*Stated task*:
Extract every entry word for word. Skip the pictures.
* begin Excerpted data *
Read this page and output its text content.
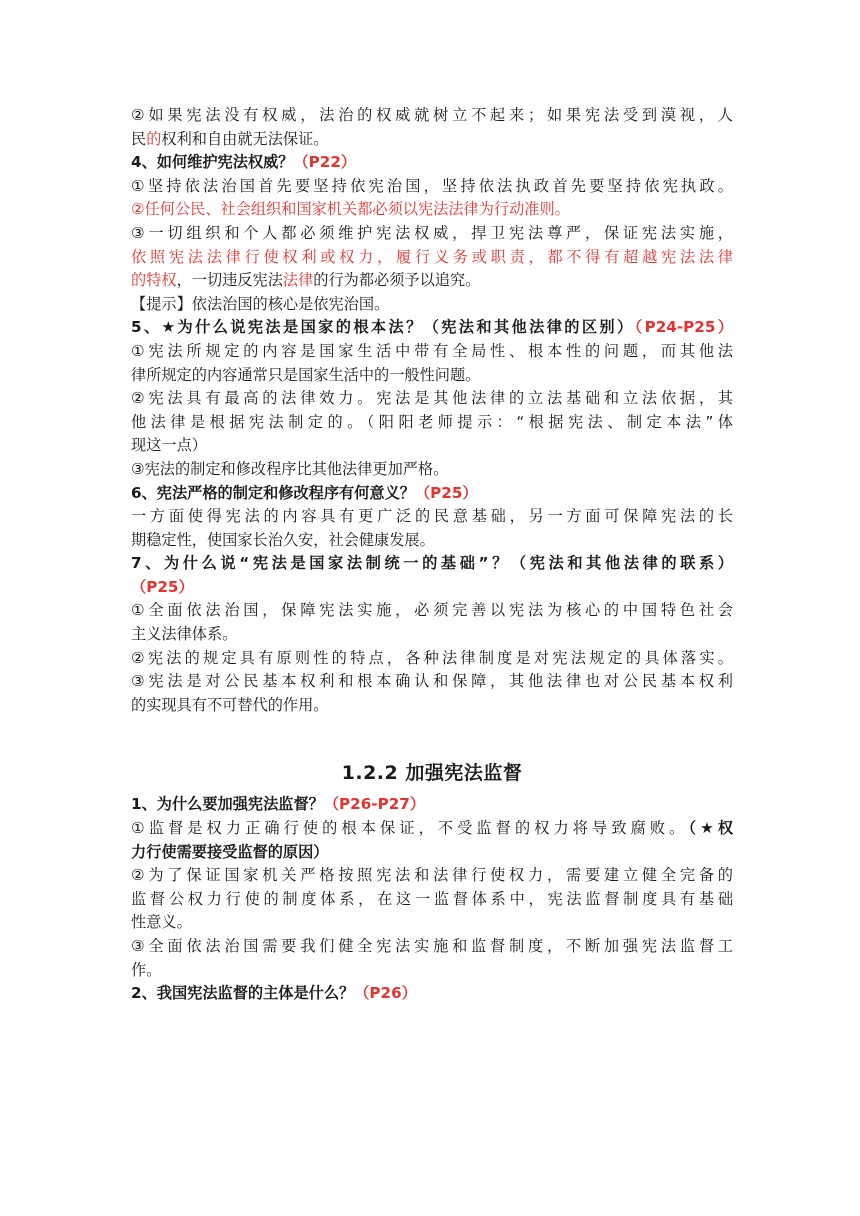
②如果宪法没有权威，法治的权威就树立不起来；如果宪法受到漠视，人
民的权利和自由就无法保证。
4、如何维护宪法权威？（P22）
①坚持依法治国首先要坚持依宪治国，坚持依法执政首先要坚持依宪执政。
②任何公民、社会组织和国家机关都必须以宪法法律为行动准则。
③一切组织和个人都必须维护宪法权威，捍卫宪法尊严，保证宪法实施，
依照宪法法律行使权利或权力，履行义务或职责，都不得有超越宪法法律
的特权，一切违反宪法法律的行为都必须予以追究。
【提示】依法治国的核心是依宪治国。
5、★为什么说宪法是国家的根本法？（宪法和其他法律的区别）（P24-P25）
①宪法所规定的内容是国家生活中带有全局性、根本性的问题，而其他法
律所规定的内容通常只是国家生活中的一般性问题。
②宪法具有最高的法律效力。宪法是其他法律的立法基础和立法依据，其
他法律是根据宪法制定的。（阳阳老师提示：“根据宪法、制定本法”体
现这一点）
③宪法的制定和修改程序比其他法律更加严格。
6、宪法严格的制定和修改程序有何意义？（P25）
一方面使得宪法的内容具有更广泛的民意基础，另一方面可保障宪法的长
期稳定性，使国家长治久安，社会健康发展。
7、为什么说“宪法是国家法制统一的基础”？（宪法和其他法律的联系）
（P25）
①全面依法治国，保障宪法实施，必须完善以宪法为核心的中国特色社会
主义法律体系。
②宪法的规定具有原则性的特点，各种法律制度是对宪法规定的具体落实。
③宪法是对公民基本权利和根本确认和保障，其他法律也对公民基本权利
的实现具有不可替代的作用。
1.2.2 加强宪法监督
1、为什么要加强宪法监督？（P26-P27）
①监督是权力正确行使的根本保证，不受监督的权力将导致腐败。（★权
力行使需要接受监督的原因）
②为了保证国家机关严格按照宪法和法律行使权力，需要建立健全完备的
监督公权力行使的制度体系，在这一监督体系中，宪法监督制度具有基础
性意义。
③全面依法治国需要我们健全宪法实施和监督制度，不断加强宪法监督工
作。
2、我国宪法监督的主体是什么？（P26）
* end Excerpted data *
*The result*:
Read this page and output its text content.
②如果宪法没有权威，法治的权威就树立不起来；如果宪法受到漠视，人
民的权利和自由就无法保证。
4、如何维护宪法权威？（P22）
①坚持依法治国首先要坚持依宪治国，坚持依法执政首先要坚持依宪执政。
②任何公民、社会组织和国家机关都必须以宪法法律为行动准则。
③一切组织和个人都必须维护宪法权威，捍卫宪法尊严，保证宪法实施，
依照宪法法律行使权利或权力，履行义务或职责，都不得有超越宪法法律
的特权，一切违反宪法法律的行为都必须予以追究。
【提示】依法治国的核心是依宪治国。
5、★为什么说宪法是国家的根本法？（宪法和其他法律的区别）（P24-P25）
①宪法所规定的内容是国家生活中带有全局性、根本性的问题，而其他法
律所规定的内容通常只是国家生活中的一般性问题。
②宪法具有最高的法律效力。宪法是其他法律的立法基础和立法依据，其
他法律是根据宪法制定的。（阳阳老师提示：“根据宪法、制定本法”体
现这一点）
③宪法的制定和修改程序比其他法律更加严格。
6、宪法严格的制定和修改程序有何意义？（P25）
一方面使得宪法的内容具有更广泛的民意基础，另一方面可保障宪法的长
期稳定性，使国家长治久安，社会健康发展。
7、为什么说“宪法是国家法制统一的基础”？（宪法和其他法律的联系）
（P25）
①全面依法治国，保障宪法实施，必须完善以宪法为核心的中国特色社会
主义法律体系。
②宪法的规定具有原则性的特点，各种法律制度是对宪法规定的具体落实。
③宪法是对公民基本权利和根本确认和保障，其他法律也对公民基本权利
的实现具有不可替代的作用。
1.2.2 加强宪法监督
1、为什么要加强宪法监督？（P26-P27）
①监督是权力正确行使的根本保证，不受监督的权力将导致腐败。（★权
力行使需要接受监督的原因）
②为了保证国家机关严格按照宪法和法律行使权力，需要建立健全完备的
监督公权力行使的制度体系，在这一监督体系中，宪法监督制度具有基础
性意义。
③全面依法治国需要我们健全宪法实施和监督制度，不断加强宪法监督工
作。
2、我国宪法监督的主体是什么？（P26）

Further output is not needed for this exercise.